## Start

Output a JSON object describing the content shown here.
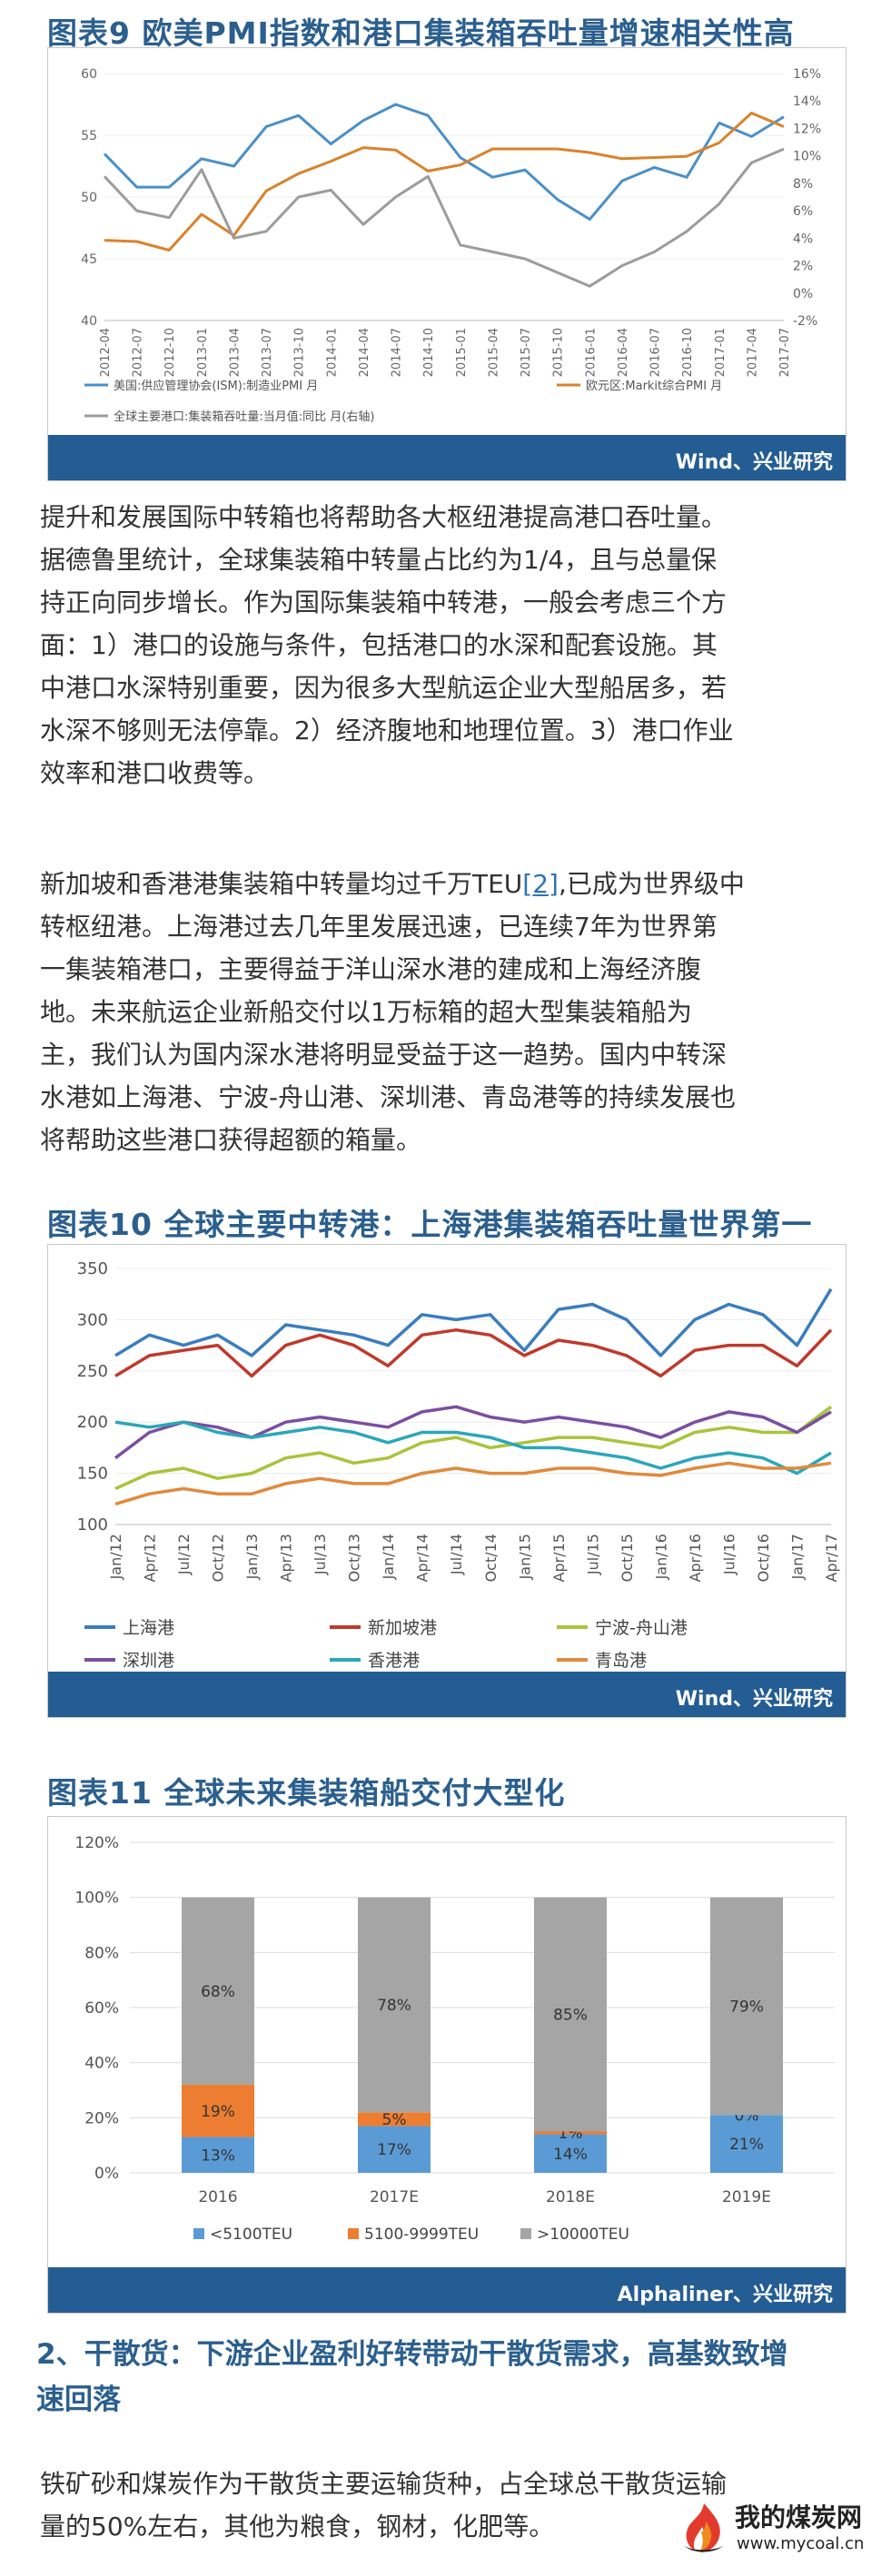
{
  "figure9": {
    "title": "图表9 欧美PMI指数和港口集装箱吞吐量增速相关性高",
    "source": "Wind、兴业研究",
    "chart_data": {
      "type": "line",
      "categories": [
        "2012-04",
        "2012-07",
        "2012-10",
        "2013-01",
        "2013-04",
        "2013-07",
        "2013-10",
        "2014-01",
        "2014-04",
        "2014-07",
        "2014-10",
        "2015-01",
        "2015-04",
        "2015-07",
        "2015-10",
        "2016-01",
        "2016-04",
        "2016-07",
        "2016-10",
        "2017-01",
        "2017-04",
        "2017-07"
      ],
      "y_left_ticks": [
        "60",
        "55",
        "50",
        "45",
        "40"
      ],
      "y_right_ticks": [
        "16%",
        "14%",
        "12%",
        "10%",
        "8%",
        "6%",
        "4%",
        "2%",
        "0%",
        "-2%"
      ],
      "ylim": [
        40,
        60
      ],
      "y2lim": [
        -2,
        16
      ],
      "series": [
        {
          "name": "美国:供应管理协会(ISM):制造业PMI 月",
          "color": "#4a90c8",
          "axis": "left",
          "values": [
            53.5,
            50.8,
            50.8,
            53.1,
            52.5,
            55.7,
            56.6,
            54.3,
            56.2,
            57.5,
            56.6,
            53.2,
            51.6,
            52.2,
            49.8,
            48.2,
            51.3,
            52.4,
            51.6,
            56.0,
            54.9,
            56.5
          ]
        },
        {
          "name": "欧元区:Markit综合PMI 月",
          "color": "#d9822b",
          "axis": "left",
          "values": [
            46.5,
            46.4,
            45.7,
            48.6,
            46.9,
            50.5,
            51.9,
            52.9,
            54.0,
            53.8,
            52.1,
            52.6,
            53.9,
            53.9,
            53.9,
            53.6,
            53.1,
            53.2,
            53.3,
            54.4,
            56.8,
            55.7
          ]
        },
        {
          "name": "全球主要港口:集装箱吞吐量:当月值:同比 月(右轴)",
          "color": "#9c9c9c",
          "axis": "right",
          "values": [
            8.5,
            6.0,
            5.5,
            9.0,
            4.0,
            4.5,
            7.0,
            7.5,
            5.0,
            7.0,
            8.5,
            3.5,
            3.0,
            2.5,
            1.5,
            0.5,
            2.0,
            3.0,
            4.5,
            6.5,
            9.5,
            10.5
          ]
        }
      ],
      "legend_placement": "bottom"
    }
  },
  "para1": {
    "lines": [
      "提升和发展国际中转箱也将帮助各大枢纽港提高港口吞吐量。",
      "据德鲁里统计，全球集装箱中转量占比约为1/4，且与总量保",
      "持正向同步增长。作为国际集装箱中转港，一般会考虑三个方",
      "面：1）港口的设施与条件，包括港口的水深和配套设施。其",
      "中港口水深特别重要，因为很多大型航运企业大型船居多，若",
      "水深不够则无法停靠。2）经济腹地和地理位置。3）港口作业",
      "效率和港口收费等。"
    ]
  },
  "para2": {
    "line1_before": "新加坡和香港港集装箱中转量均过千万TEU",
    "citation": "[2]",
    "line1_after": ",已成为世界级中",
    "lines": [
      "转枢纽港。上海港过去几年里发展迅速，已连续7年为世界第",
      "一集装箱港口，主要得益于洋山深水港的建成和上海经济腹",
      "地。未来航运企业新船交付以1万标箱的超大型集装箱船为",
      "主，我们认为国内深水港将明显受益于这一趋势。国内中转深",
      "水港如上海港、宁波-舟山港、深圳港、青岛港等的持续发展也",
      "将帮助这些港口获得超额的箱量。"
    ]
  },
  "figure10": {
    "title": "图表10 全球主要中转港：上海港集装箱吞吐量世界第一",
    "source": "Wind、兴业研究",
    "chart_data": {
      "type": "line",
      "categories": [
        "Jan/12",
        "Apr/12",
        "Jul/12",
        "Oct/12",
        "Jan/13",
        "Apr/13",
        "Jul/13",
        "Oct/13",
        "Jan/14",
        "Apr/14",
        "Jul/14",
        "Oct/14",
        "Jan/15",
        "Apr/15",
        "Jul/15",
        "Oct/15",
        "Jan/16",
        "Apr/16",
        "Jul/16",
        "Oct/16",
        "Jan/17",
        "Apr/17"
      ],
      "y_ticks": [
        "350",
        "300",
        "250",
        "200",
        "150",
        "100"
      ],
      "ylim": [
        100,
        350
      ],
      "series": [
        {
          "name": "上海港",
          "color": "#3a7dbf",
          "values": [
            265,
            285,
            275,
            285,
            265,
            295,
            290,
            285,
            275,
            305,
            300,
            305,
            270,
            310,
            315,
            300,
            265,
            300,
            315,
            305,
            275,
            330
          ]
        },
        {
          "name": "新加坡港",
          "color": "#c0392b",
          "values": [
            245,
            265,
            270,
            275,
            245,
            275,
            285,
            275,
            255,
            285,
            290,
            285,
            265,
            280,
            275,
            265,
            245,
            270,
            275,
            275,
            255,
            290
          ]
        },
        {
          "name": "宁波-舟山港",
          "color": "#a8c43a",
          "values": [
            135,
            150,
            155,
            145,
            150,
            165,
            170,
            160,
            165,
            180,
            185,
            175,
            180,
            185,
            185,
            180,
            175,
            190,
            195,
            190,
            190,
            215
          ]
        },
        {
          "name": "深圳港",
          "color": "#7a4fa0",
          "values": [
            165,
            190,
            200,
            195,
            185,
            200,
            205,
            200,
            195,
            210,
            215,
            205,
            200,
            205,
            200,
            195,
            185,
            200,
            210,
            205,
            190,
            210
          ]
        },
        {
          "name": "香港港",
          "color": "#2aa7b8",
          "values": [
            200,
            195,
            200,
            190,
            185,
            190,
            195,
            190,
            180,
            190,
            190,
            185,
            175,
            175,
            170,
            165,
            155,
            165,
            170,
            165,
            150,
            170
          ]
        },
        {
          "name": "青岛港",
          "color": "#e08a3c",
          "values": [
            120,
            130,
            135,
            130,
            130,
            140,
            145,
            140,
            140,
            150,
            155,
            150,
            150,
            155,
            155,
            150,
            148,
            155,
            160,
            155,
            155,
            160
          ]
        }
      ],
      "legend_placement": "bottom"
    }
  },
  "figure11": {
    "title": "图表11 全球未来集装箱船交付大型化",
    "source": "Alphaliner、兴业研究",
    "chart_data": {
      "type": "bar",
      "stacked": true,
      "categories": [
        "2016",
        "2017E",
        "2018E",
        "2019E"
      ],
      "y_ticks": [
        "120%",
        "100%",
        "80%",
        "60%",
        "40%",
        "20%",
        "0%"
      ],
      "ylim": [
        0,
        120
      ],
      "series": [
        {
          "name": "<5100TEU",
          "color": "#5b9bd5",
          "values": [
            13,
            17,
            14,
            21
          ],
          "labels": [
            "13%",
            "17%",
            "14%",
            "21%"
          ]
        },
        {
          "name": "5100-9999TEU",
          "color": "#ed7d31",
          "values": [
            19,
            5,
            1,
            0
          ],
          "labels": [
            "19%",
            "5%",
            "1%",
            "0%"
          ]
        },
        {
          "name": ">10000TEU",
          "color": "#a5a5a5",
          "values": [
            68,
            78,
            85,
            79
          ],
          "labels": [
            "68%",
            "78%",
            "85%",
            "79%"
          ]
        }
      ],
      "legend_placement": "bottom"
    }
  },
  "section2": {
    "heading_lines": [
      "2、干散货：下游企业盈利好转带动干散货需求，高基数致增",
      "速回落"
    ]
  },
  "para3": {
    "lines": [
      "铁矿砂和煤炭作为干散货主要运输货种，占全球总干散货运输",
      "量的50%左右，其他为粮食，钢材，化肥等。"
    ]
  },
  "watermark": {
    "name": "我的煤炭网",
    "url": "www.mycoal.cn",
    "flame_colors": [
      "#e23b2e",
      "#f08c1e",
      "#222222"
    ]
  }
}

## End

(What is needed) Output the records above exactly; leave out the pictures.

(Task answer)
Output a JSON object describing the content shown here.
{
  "figure9": {
    "title": "图表9 欧美PMI指数和港口集装箱吞吐量增速相关性高",
    "source": "Wind、兴业研究",
    "chart_data": {
      "type": "line",
      "categories": [
        "2012-04",
        "2012-07",
        "2012-10",
        "2013-01",
        "2013-04",
        "2013-07",
        "2013-10",
        "2014-01",
        "2014-04",
        "2014-07",
        "2014-10",
        "2015-01",
        "2015-04",
        "2015-07",
        "2015-10",
        "2016-01",
        "2016-04",
        "2016-07",
        "2016-10",
        "2017-01",
        "2017-04",
        "2017-07"
      ],
      "y_left_ticks": [
        "60",
        "55",
        "50",
        "45",
        "40"
      ],
      "y_right_ticks": [
        "16%",
        "14%",
        "12%",
        "10%",
        "8%",
        "6%",
        "4%",
        "2%",
        "0%",
        "-2%"
      ],
      "ylim": [
        40,
        60
      ],
      "y2lim": [
        -2,
        16
      ],
      "series": [
        {
          "name": "美国:供应管理协会(ISM):制造业PMI 月",
          "color": "#4a90c8",
          "axis": "left",
          "values": [
            53.5,
            50.8,
            50.8,
            53.1,
            52.5,
            55.7,
            56.6,
            54.3,
            56.2,
            57.5,
            56.6,
            53.2,
            51.6,
            52.2,
            49.8,
            48.2,
            51.3,
            52.4,
            51.6,
            56.0,
            54.9,
            56.5
          ]
        },
        {
          "name": "欧元区:Markit综合PMI 月",
          "color": "#d9822b",
          "axis": "left",
          "values": [
            46.5,
            46.4,
            45.7,
            48.6,
            46.9,
            50.5,
            51.9,
            52.9,
            54.0,
            53.8,
            52.1,
            52.6,
            53.9,
            53.9,
            53.9,
            53.6,
            53.1,
            53.2,
            53.3,
            54.4,
            56.8,
            55.7
          ]
        },
        {
          "name": "全球主要港口:集装箱吞吐量:当月值:同比 月(右轴)",
          "color": "#9c9c9c",
          "axis": "right",
          "values": [
            8.5,
            6.0,
            5.5,
            9.0,
            4.0,
            4.5,
            7.0,
            7.5,
            5.0,
            7.0,
            8.5,
            3.5,
            3.0,
            2.5,
            1.5,
            0.5,
            2.0,
            3.0,
            4.5,
            6.5,
            9.5,
            10.5
          ]
        }
      ],
      "legend_placement": "bottom"
    }
  },
  "para1": {
    "lines": [
      "提升和发展国际中转箱也将帮助各大枢纽港提高港口吞吐量。",
      "据德鲁里统计，全球集装箱中转量占比约为1/4，且与总量保",
      "持正向同步增长。作为国际集装箱中转港，一般会考虑三个方",
      "面：1）港口的设施与条件，包括港口的水深和配套设施。其",
      "中港口水深特别重要，因为很多大型航运企业大型船居多，若",
      "水深不够则无法停靠。2）经济腹地和地理位置。3）港口作业",
      "效率和港口收费等。"
    ]
  },
  "para2": {
    "line1_before": "新加坡和香港港集装箱中转量均过千万TEU",
    "citation": "[2]",
    "line1_after": ",已成为世界级中",
    "lines": [
      "转枢纽港。上海港过去几年里发展迅速，已连续7年为世界第",
      "一集装箱港口，主要得益于洋山深水港的建成和上海经济腹",
      "地。未来航运企业新船交付以1万标箱的超大型集装箱船为",
      "主，我们认为国内深水港将明显受益于这一趋势。国内中转深",
      "水港如上海港、宁波-舟山港、深圳港、青岛港等的持续发展也",
      "将帮助这些港口获得超额的箱量。"
    ]
  },
  "figure10": {
    "title": "图表10 全球主要中转港：上海港集装箱吞吐量世界第一",
    "source": "Wind、兴业研究",
    "chart_data": {
      "type": "line",
      "categories": [
        "Jan/12",
        "Apr/12",
        "Jul/12",
        "Oct/12",
        "Jan/13",
        "Apr/13",
        "Jul/13",
        "Oct/13",
        "Jan/14",
        "Apr/14",
        "Jul/14",
        "Oct/14",
        "Jan/15",
        "Apr/15",
        "Jul/15",
        "Oct/15",
        "Jan/16",
        "Apr/16",
        "Jul/16",
        "Oct/16",
        "Jan/17",
        "Apr/17"
      ],
      "y_ticks": [
        "350",
        "300",
        "250",
        "200",
        "150",
        "100"
      ],
      "ylim": [
        100,
        350
      ],
      "series": [
        {
          "name": "上海港",
          "color": "#3a7dbf",
          "values": [
            265,
            285,
            275,
            285,
            265,
            295,
            290,
            285,
            275,
            305,
            300,
            305,
            270,
            310,
            315,
            300,
            265,
            300,
            315,
            305,
            275,
            330
          ]
        },
        {
          "name": "新加坡港",
          "color": "#c0392b",
          "values": [
            245,
            265,
            270,
            275,
            245,
            275,
            285,
            275,
            255,
            285,
            290,
            285,
            265,
            280,
            275,
            265,
            245,
            270,
            275,
            275,
            255,
            290
          ]
        },
        {
          "name": "宁波-舟山港",
          "color": "#a8c43a",
          "values": [
            135,
            150,
            155,
            145,
            150,
            165,
            170,
            160,
            165,
            180,
            185,
            175,
            180,
            185,
            185,
            180,
            175,
            190,
            195,
            190,
            190,
            215
          ]
        },
        {
          "name": "深圳港",
          "color": "#7a4fa0",
          "values": [
            165,
            190,
            200,
            195,
            185,
            200,
            205,
            200,
            195,
            210,
            215,
            205,
            200,
            205,
            200,
            195,
            185,
            200,
            210,
            205,
            190,
            210
          ]
        },
        {
          "name": "香港港",
          "color": "#2aa7b8",
          "values": [
            200,
            195,
            200,
            190,
            185,
            190,
            195,
            190,
            180,
            190,
            190,
            185,
            175,
            175,
            170,
            165,
            155,
            165,
            170,
            165,
            150,
            170
          ]
        },
        {
          "name": "青岛港",
          "color": "#e08a3c",
          "values": [
            120,
            130,
            135,
            130,
            130,
            140,
            145,
            140,
            140,
            150,
            155,
            150,
            150,
            155,
            155,
            150,
            148,
            155,
            160,
            155,
            155,
            160
          ]
        }
      ],
      "legend_placement": "bottom"
    }
  },
  "figure11": {
    "title": "图表11 全球未来集装箱船交付大型化",
    "source": "Alphaliner、兴业研究",
    "chart_data": {
      "type": "bar",
      "stacked": true,
      "categories": [
        "2016",
        "2017E",
        "2018E",
        "2019E"
      ],
      "y_ticks": [
        "120%",
        "100%",
        "80%",
        "60%",
        "40%",
        "20%",
        "0%"
      ],
      "ylim": [
        0,
        120
      ],
      "series": [
        {
          "name": "<5100TEU",
          "color": "#5b9bd5",
          "values": [
            13,
            17,
            14,
            21
          ],
          "labels": [
            "13%",
            "17%",
            "14%",
            "21%"
          ]
        },
        {
          "name": "5100-9999TEU",
          "color": "#ed7d31",
          "values": [
            19,
            5,
            1,
            0
          ],
          "labels": [
            "19%",
            "5%",
            "1%",
            "0%"
          ]
        },
        {
          "name": ">10000TEU",
          "color": "#a5a5a5",
          "values": [
            68,
            78,
            85,
            79
          ],
          "labels": [
            "68%",
            "78%",
            "85%",
            "79%"
          ]
        }
      ],
      "legend_placement": "bottom"
    }
  },
  "section2": {
    "heading_lines": [
      "2、干散货：下游企业盈利好转带动干散货需求，高基数致增",
      "速回落"
    ]
  },
  "para3": {
    "lines": [
      "铁矿砂和煤炭作为干散货主要运输货种，占全球总干散货运输",
      "量的50%左右，其他为粮食，钢材，化肥等。"
    ]
  },
  "watermark": {
    "name": "我的煤炭网",
    "url": "www.mycoal.cn",
    "flame_colors": [
      "#e23b2e",
      "#f08c1e",
      "#222222"
    ]
  }
}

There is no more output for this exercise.